* What you are asked to do
Determine which lines of the records include the word "предпочитаете", and copy them.

* Extracted information
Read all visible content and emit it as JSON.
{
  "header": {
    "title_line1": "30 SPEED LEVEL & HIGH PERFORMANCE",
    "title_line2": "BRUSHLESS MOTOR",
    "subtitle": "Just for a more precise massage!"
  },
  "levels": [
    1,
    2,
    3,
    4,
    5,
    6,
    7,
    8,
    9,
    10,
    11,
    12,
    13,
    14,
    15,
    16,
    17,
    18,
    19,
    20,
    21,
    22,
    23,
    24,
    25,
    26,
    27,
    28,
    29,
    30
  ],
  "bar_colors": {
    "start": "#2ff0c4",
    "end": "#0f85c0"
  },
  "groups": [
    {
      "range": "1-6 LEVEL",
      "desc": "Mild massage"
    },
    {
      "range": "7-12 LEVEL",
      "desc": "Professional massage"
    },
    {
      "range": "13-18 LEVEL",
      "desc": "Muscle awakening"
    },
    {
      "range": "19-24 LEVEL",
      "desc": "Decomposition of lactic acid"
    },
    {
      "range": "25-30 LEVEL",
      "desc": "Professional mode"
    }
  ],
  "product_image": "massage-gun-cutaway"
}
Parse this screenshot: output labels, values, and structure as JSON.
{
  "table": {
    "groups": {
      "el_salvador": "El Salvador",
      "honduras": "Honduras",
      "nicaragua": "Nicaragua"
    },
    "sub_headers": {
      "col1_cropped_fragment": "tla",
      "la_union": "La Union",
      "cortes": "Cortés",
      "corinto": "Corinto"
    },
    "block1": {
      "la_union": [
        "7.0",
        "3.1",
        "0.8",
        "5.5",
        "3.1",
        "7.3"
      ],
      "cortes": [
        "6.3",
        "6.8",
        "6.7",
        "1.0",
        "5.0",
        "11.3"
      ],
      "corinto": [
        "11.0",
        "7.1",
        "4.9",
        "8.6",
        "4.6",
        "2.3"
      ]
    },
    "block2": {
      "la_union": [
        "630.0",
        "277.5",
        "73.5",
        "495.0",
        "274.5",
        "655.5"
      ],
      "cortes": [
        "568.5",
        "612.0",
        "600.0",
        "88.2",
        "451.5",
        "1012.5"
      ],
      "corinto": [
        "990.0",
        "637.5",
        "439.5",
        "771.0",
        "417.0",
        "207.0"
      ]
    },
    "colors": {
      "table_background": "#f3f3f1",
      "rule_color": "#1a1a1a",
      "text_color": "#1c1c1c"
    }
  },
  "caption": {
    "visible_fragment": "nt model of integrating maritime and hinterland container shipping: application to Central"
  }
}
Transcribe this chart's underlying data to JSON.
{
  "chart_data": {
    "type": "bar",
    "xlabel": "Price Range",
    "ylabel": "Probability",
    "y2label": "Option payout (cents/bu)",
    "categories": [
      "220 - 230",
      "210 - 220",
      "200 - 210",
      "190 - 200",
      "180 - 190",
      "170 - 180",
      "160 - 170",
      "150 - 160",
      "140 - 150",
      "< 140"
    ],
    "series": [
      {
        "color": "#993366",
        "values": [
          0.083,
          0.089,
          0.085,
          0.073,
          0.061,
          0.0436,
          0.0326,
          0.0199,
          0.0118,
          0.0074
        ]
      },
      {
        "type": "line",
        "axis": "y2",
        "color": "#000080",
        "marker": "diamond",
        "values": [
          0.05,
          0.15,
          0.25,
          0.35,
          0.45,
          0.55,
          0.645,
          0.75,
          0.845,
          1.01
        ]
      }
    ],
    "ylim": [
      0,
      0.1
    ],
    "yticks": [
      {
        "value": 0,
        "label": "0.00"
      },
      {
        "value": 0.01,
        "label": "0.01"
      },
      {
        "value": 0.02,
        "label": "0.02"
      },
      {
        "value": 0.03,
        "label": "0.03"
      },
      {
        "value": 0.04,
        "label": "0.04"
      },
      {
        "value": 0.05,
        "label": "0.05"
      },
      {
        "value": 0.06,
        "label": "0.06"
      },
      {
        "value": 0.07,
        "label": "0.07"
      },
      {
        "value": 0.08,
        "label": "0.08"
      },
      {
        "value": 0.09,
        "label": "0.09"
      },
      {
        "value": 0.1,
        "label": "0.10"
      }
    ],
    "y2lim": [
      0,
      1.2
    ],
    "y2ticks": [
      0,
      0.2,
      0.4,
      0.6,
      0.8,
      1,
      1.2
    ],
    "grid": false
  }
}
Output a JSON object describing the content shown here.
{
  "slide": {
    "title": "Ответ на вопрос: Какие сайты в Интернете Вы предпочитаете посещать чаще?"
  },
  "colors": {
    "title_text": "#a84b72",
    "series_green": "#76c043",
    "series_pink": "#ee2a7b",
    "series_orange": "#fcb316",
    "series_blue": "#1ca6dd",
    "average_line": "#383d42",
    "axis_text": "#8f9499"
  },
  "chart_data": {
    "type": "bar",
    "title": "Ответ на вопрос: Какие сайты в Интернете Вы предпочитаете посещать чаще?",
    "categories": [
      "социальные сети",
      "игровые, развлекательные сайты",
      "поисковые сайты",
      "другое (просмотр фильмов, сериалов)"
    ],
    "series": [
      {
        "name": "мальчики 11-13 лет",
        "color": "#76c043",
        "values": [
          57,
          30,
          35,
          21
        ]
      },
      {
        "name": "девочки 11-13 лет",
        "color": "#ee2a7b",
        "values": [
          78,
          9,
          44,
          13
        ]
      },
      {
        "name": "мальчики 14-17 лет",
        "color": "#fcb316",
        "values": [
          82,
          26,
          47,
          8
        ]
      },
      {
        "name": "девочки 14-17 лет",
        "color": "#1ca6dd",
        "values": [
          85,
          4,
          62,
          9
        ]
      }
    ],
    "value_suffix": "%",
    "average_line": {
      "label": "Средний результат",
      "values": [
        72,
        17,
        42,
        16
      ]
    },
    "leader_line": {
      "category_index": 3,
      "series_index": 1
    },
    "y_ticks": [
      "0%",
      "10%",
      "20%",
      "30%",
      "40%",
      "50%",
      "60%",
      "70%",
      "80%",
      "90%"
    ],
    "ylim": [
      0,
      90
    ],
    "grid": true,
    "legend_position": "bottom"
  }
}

* Exercise output
    "title": "Ответ на вопрос: Какие сайты в Интернете Вы предпочитаете посещать чаще?"
    "title": "Ответ на вопрос: Какие сайты в Интернете Вы предпочитаете посещать чаще?",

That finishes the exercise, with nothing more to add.